• OBJECTIVE
Below are records to repeat exactly. Omit the pictures from the copy.

◆ ◆ ◆ ◆ ◆ ◆ ◆

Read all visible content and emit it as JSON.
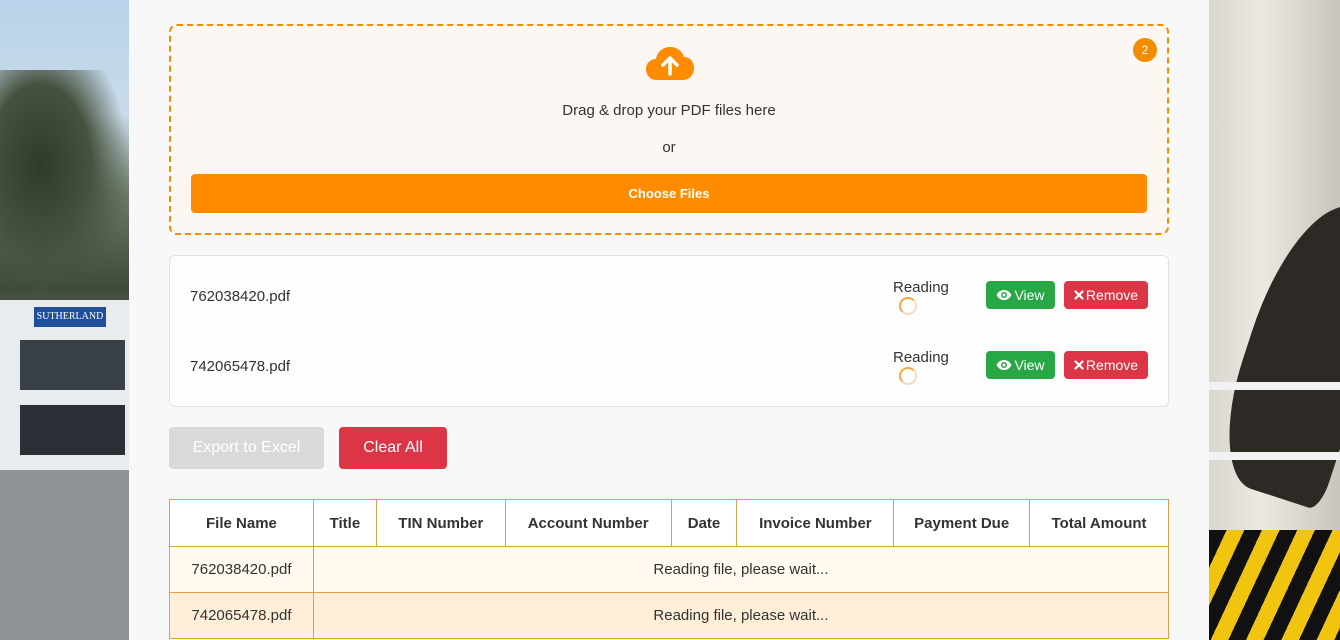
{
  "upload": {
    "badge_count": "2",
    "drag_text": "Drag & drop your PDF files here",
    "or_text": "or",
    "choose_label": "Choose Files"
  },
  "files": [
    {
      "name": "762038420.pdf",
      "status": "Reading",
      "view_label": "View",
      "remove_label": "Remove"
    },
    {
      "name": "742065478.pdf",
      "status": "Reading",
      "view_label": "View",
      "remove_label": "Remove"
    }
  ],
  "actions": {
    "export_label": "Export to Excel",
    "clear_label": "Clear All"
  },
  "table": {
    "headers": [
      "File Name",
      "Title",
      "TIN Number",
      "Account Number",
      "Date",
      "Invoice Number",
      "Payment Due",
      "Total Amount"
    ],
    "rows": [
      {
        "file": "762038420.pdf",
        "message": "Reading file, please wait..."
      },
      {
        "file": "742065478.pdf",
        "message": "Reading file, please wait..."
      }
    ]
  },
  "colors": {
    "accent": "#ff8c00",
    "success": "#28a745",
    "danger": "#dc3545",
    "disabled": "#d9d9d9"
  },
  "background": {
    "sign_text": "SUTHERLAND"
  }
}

◆ ◆ ◆ ◆ ◆ ◆ ◆

• COMPLETE RESPONSE
Read all visible content and emit it as JSON.
{
  "upload": {
    "badge_count": "2",
    "drag_text": "Drag & drop your PDF files here",
    "or_text": "or",
    "choose_label": "Choose Files"
  },
  "files": [
    {
      "name": "762038420.pdf",
      "status": "Reading",
      "view_label": "View",
      "remove_label": "Remove"
    },
    {
      "name": "742065478.pdf",
      "status": "Reading",
      "view_label": "View",
      "remove_label": "Remove"
    }
  ],
  "actions": {
    "export_label": "Export to Excel",
    "clear_label": "Clear All"
  },
  "table": {
    "headers": [
      "File Name",
      "Title",
      "TIN Number",
      "Account Number",
      "Date",
      "Invoice Number",
      "Payment Due",
      "Total Amount"
    ],
    "rows": [
      {
        "file": "762038420.pdf",
        "message": "Reading file, please wait..."
      },
      {
        "file": "742065478.pdf",
        "message": "Reading file, please wait..."
      }
    ]
  },
  "colors": {
    "accent": "#ff8c00",
    "success": "#28a745",
    "danger": "#dc3545",
    "disabled": "#d9d9d9"
  },
  "background": {
    "sign_text": "SUTHERLAND"
  }
}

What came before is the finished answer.